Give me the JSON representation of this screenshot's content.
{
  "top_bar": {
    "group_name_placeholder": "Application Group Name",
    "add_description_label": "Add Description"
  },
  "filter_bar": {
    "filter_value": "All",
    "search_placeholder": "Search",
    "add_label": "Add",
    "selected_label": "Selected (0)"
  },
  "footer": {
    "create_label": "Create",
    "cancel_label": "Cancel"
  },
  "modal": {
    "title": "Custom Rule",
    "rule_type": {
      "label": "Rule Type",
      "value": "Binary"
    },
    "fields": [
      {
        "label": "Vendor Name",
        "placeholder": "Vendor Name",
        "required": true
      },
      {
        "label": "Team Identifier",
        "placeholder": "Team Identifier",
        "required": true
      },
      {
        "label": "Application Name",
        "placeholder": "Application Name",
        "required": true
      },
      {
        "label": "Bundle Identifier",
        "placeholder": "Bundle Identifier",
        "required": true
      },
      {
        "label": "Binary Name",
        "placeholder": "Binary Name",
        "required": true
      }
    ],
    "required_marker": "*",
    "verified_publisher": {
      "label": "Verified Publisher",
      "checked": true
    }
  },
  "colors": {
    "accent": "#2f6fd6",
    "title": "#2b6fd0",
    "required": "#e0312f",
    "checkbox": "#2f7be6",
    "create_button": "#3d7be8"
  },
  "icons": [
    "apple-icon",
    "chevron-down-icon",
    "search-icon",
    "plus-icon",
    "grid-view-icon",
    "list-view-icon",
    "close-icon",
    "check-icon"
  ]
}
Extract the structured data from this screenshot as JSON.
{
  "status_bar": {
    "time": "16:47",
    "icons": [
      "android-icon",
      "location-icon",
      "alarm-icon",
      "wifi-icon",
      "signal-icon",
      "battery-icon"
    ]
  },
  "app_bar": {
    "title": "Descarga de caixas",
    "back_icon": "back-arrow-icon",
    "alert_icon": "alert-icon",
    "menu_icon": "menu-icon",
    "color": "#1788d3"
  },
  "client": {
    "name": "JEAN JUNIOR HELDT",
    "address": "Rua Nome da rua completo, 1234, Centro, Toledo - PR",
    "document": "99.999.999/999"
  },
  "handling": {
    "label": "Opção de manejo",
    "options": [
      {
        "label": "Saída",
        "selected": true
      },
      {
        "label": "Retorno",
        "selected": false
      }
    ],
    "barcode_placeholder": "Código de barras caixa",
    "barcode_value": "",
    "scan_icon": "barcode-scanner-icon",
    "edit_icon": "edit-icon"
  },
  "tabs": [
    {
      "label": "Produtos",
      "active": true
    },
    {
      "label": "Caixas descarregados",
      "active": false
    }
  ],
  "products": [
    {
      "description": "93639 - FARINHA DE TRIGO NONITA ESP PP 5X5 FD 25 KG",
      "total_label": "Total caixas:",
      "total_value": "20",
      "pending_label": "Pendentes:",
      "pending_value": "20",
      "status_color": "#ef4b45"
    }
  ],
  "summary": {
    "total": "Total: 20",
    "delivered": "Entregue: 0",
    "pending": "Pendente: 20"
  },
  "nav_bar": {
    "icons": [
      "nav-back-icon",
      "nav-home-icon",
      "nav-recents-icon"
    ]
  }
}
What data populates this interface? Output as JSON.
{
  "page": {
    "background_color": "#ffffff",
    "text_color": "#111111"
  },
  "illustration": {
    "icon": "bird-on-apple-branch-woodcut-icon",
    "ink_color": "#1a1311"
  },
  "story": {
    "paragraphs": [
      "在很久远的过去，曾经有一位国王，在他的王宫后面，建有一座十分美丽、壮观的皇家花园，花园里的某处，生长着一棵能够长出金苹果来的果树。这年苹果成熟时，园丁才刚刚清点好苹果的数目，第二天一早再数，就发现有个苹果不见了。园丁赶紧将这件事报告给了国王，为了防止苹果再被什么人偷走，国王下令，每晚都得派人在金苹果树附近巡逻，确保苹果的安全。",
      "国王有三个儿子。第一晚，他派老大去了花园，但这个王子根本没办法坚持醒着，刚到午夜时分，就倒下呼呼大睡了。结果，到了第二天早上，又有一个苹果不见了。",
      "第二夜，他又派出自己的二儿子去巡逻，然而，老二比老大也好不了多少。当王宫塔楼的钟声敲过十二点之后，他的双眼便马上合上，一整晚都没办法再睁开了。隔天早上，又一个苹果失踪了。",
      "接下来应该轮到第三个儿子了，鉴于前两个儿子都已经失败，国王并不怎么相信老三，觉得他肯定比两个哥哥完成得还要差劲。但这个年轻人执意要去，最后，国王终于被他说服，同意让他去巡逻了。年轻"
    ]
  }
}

- **WHAT YOU HAVE TO DO**: Copy all the lines above that hold the string "JSON".

- **TASK SOLUTION**:
Give me the JSON representation of this screenshot's content.
Extract the structured data from this screenshot as JSON.
What data populates this interface? Output as JSON.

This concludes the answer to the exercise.